MATERIAL PROVIDED –
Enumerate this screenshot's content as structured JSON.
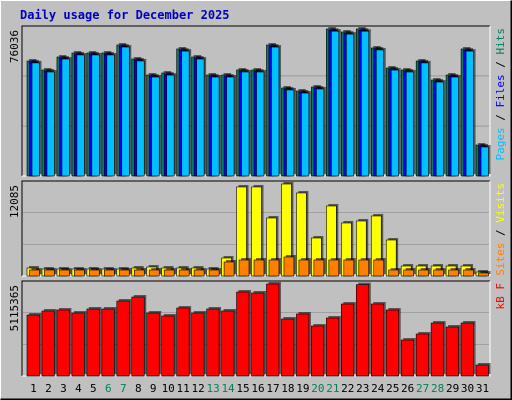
{
  "chart_data": [
    {
      "type": "bar",
      "title": "Daily usage for December 2025",
      "ylim": [
        0,
        76036
      ],
      "legend_separator": " / ",
      "series": [
        {
          "name": "Hits",
          "color": "#00805c",
          "values": [
            59484,
            54829,
            61553,
            63622,
            63622,
            63622,
            67760,
            60518,
            52242,
            53277,
            65691,
            61553,
            52242,
            52242,
            54829,
            54829,
            67760,
            45518,
            43966,
            46035,
            76036,
            74484,
            76036,
            66208,
            55863,
            54829,
            59484,
            49656,
            52242,
            65691,
            16035
          ]
        },
        {
          "name": "Files",
          "color": "#0000ff",
          "values": [
            59000,
            54300,
            61000,
            63100,
            63100,
            63100,
            67200,
            60000,
            51700,
            52700,
            65100,
            61000,
            51700,
            51700,
            54300,
            54300,
            67200,
            45000,
            43400,
            45500,
            75400,
            73900,
            75400,
            65700,
            55300,
            54300,
            59000,
            49100,
            51700,
            65100,
            15500
          ]
        },
        {
          "name": "Pages",
          "color": "#00c0ff",
          "values": [
            58500,
            53800,
            60500,
            62600,
            62600,
            62600,
            66700,
            59500,
            51200,
            52200,
            64600,
            60500,
            51200,
            51200,
            53800,
            53800,
            66700,
            44500,
            42900,
            45000,
            74900,
            73400,
            74900,
            65200,
            54800,
            53800,
            58500,
            48600,
            51200,
            64600,
            15000
          ]
        }
      ]
    },
    {
      "type": "bar",
      "ylim": [
        0,
        12085
      ],
      "legend_separator": " / ",
      "series": [
        {
          "name": "Visits",
          "color": "#ffff00",
          "values": [
            1051,
            920,
            920,
            920,
            920,
            920,
            920,
            1051,
            1183,
            1051,
            1051,
            1051,
            920,
            2365,
            11695,
            11695,
            7621,
            12085,
            10906,
            4993,
            9198,
            6964,
            7227,
            7884,
            4730,
            1314,
            1314,
            1314,
            1314,
            1314,
            526
          ]
        },
        {
          "name": "Sites",
          "color": "#ff8000",
          "values": [
            788,
            788,
            788,
            788,
            788,
            788,
            788,
            788,
            788,
            788,
            788,
            788,
            788,
            1840,
            2102,
            2102,
            2102,
            2497,
            2102,
            2102,
            2102,
            2102,
            2102,
            2102,
            788,
            788,
            788,
            788,
            788,
            788,
            394
          ]
        }
      ]
    },
    {
      "type": "bar",
      "ylim": [
        0,
        5115365
      ],
      "categories": [
        "1",
        "2",
        "3",
        "4",
        "5",
        "6",
        "7",
        "8",
        "9",
        "10",
        "11",
        "12",
        "13",
        "14",
        "15",
        "16",
        "17",
        "18",
        "19",
        "20",
        "21",
        "22",
        "23",
        "24",
        "25",
        "26",
        "27",
        "28",
        "29",
        "30",
        "31"
      ],
      "category_colors": [
        "#000000",
        "#000000",
        "#000000",
        "#000000",
        "#000000",
        "#00805c",
        "#00805c",
        "#000000",
        "#000000",
        "#000000",
        "#000000",
        "#000000",
        "#00805c",
        "#00805c",
        "#000000",
        "#000000",
        "#000000",
        "#000000",
        "#000000",
        "#00805c",
        "#00805c",
        "#000000",
        "#000000",
        "#000000",
        "#000000",
        "#000000",
        "#00805c",
        "#00805c",
        "#000000",
        "#000000",
        "#000000"
      ],
      "series": [
        {
          "name": "kB F",
          "color": "#ff0000",
          "values": [
            3391722,
            3614130,
            3669732,
            3502926,
            3725334,
            3725334,
            4170150,
            4392558,
            3502926,
            3336120,
            3780936,
            3502926,
            3725334,
            3614130,
            4670568,
            4614966,
            5115365,
            3169314,
            3447324,
            2780100,
            3224916,
            4003344,
            5080000,
            4003344,
            3669732,
            2001672,
            2335284,
            2946906,
            2724498,
            2946906,
            611622
          ]
        }
      ]
    }
  ]
}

DIRECTIONS FOR THIS TASK – Read the data above and pull out each line that holds the string "name".

SOLUTION TO THE EXERCISE –
          "name": "Hits",
          "name": "Files",
          "name": "Pages",
          "name": "Visits",
          "name": "Sites",
          "name": "kB F",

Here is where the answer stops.